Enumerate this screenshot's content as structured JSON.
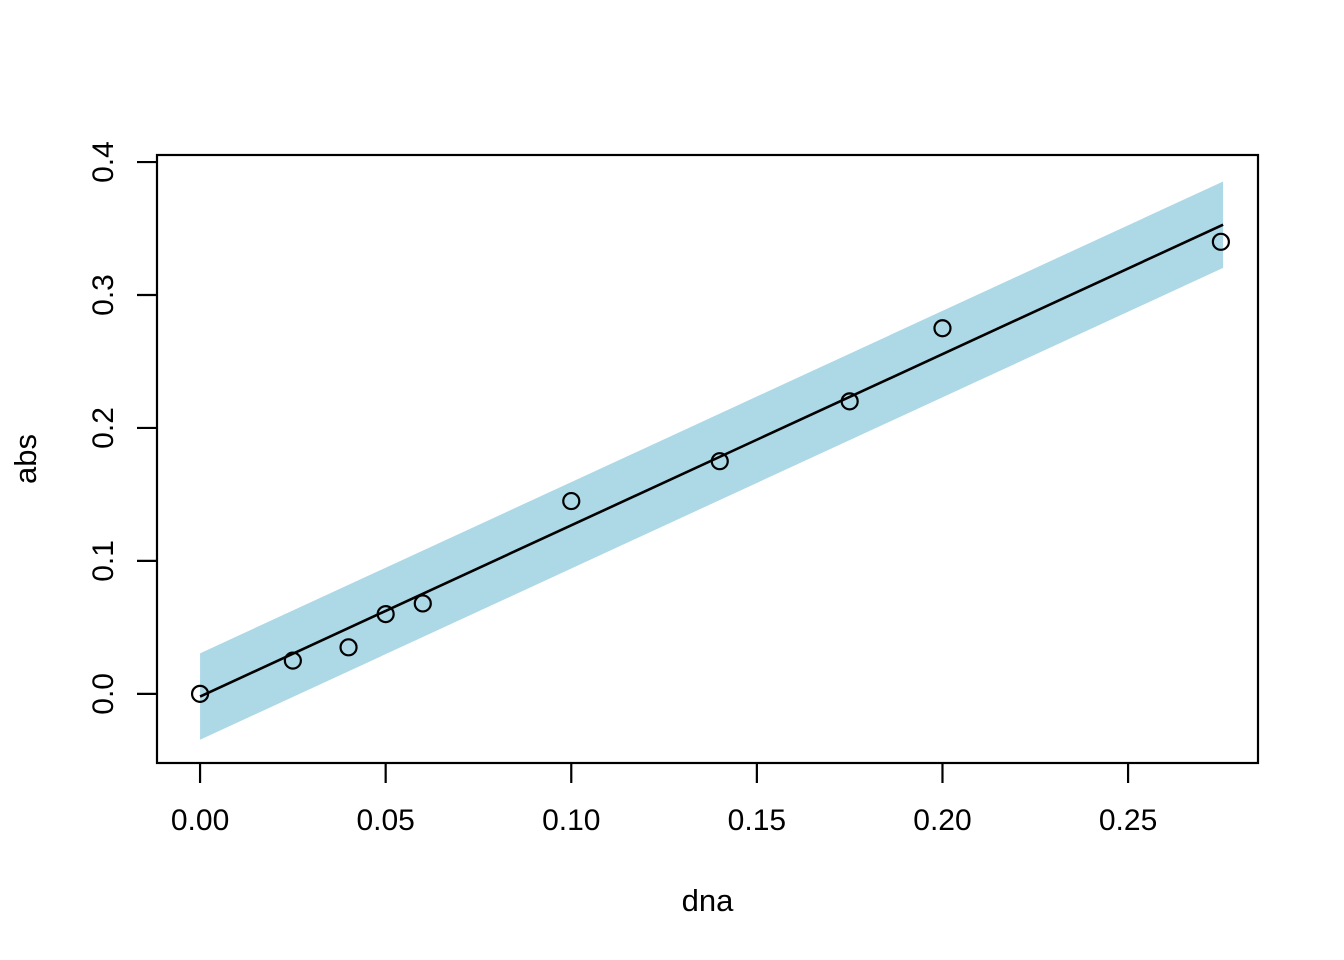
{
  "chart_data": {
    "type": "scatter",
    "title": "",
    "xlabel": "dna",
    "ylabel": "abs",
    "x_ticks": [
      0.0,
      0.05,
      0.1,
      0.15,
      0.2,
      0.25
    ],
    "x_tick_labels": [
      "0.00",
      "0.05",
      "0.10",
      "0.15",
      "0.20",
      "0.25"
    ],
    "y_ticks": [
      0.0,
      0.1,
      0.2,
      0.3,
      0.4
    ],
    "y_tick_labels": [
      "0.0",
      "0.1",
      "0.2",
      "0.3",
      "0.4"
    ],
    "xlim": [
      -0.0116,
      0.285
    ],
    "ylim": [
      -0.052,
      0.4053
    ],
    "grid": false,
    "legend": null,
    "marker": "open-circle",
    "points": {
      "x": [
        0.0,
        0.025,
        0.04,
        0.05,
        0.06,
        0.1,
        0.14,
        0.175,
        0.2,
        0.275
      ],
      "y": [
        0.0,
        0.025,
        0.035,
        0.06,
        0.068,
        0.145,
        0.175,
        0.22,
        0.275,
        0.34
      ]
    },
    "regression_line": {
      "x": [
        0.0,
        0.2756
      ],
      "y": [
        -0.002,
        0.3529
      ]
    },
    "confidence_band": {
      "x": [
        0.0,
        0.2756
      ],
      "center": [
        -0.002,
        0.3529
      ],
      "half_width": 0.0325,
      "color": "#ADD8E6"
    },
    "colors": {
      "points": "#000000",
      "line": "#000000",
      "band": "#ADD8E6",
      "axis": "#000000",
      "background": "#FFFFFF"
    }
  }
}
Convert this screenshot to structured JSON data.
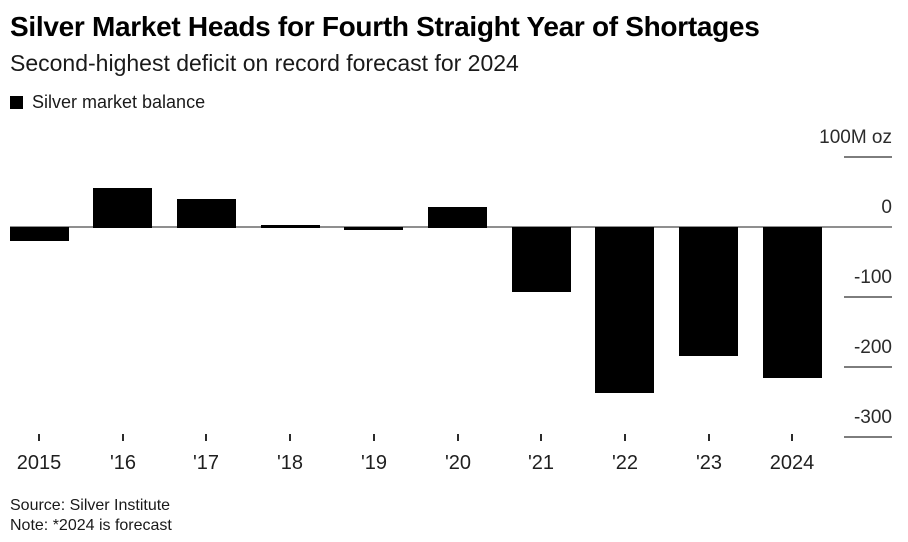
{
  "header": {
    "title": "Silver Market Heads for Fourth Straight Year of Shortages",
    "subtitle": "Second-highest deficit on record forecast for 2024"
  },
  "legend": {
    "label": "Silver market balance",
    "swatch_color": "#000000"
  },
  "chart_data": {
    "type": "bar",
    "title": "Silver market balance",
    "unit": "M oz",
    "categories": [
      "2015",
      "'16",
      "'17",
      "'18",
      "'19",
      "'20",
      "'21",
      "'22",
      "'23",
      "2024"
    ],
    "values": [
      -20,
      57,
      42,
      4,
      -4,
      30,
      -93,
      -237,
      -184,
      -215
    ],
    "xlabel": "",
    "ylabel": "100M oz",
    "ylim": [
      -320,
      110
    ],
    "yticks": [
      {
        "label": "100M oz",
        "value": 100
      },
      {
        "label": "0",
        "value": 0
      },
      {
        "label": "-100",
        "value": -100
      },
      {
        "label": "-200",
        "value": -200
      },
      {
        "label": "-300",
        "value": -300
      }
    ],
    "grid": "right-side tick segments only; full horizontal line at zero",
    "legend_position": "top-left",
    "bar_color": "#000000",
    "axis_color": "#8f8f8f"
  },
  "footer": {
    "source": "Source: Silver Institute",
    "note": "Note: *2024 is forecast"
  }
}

Task to complete: The records above must be echoed exactly, minus their pictures.

Reply to the task:
Enumerate this screenshot's content as structured JSON.
{
  "chart_data": {
    "type": "scatter",
    "title": "",
    "xlabel": "dna",
    "ylabel": "abs",
    "x_ticks": [
      0.0,
      0.05,
      0.1,
      0.15,
      0.2,
      0.25
    ],
    "x_tick_labels": [
      "0.00",
      "0.05",
      "0.10",
      "0.15",
      "0.20",
      "0.25"
    ],
    "y_ticks": [
      0.0,
      0.1,
      0.2,
      0.3,
      0.4
    ],
    "y_tick_labels": [
      "0.0",
      "0.1",
      "0.2",
      "0.3",
      "0.4"
    ],
    "xlim": [
      -0.0116,
      0.285
    ],
    "ylim": [
      -0.052,
      0.4053
    ],
    "grid": false,
    "legend": null,
    "marker": "open-circle",
    "points": {
      "x": [
        0.0,
        0.025,
        0.04,
        0.05,
        0.06,
        0.1,
        0.14,
        0.175,
        0.2,
        0.275
      ],
      "y": [
        0.0,
        0.025,
        0.035,
        0.06,
        0.068,
        0.145,
        0.175,
        0.22,
        0.275,
        0.34
      ]
    },
    "regression_line": {
      "x": [
        0.0,
        0.2756
      ],
      "y": [
        -0.002,
        0.3529
      ]
    },
    "confidence_band": {
      "x": [
        0.0,
        0.2756
      ],
      "center": [
        -0.002,
        0.3529
      ],
      "half_width": 0.0325,
      "color": "#ADD8E6"
    },
    "colors": {
      "points": "#000000",
      "line": "#000000",
      "band": "#ADD8E6",
      "axis": "#000000",
      "background": "#FFFFFF"
    }
  }
}
Convert this screenshot to structured JSON data.
{
  "header": {
    "title": "Silver Market Heads for Fourth Straight Year of Shortages",
    "subtitle": "Second-highest deficit on record forecast for 2024"
  },
  "legend": {
    "label": "Silver market balance",
    "swatch_color": "#000000"
  },
  "chart_data": {
    "type": "bar",
    "title": "Silver market balance",
    "unit": "M oz",
    "categories": [
      "2015",
      "'16",
      "'17",
      "'18",
      "'19",
      "'20",
      "'21",
      "'22",
      "'23",
      "2024"
    ],
    "values": [
      -20,
      57,
      42,
      4,
      -4,
      30,
      -93,
      -237,
      -184,
      -215
    ],
    "xlabel": "",
    "ylabel": "100M oz",
    "ylim": [
      -320,
      110
    ],
    "yticks": [
      {
        "label": "100M oz",
        "value": 100
      },
      {
        "label": "0",
        "value": 0
      },
      {
        "label": "-100",
        "value": -100
      },
      {
        "label": "-200",
        "value": -200
      },
      {
        "label": "-300",
        "value": -300
      }
    ],
    "grid": "right-side tick segments only; full horizontal line at zero",
    "legend_position": "top-left",
    "bar_color": "#000000",
    "axis_color": "#8f8f8f"
  },
  "footer": {
    "source": "Source: Silver Institute",
    "note": "Note: *2024 is forecast"
  }
}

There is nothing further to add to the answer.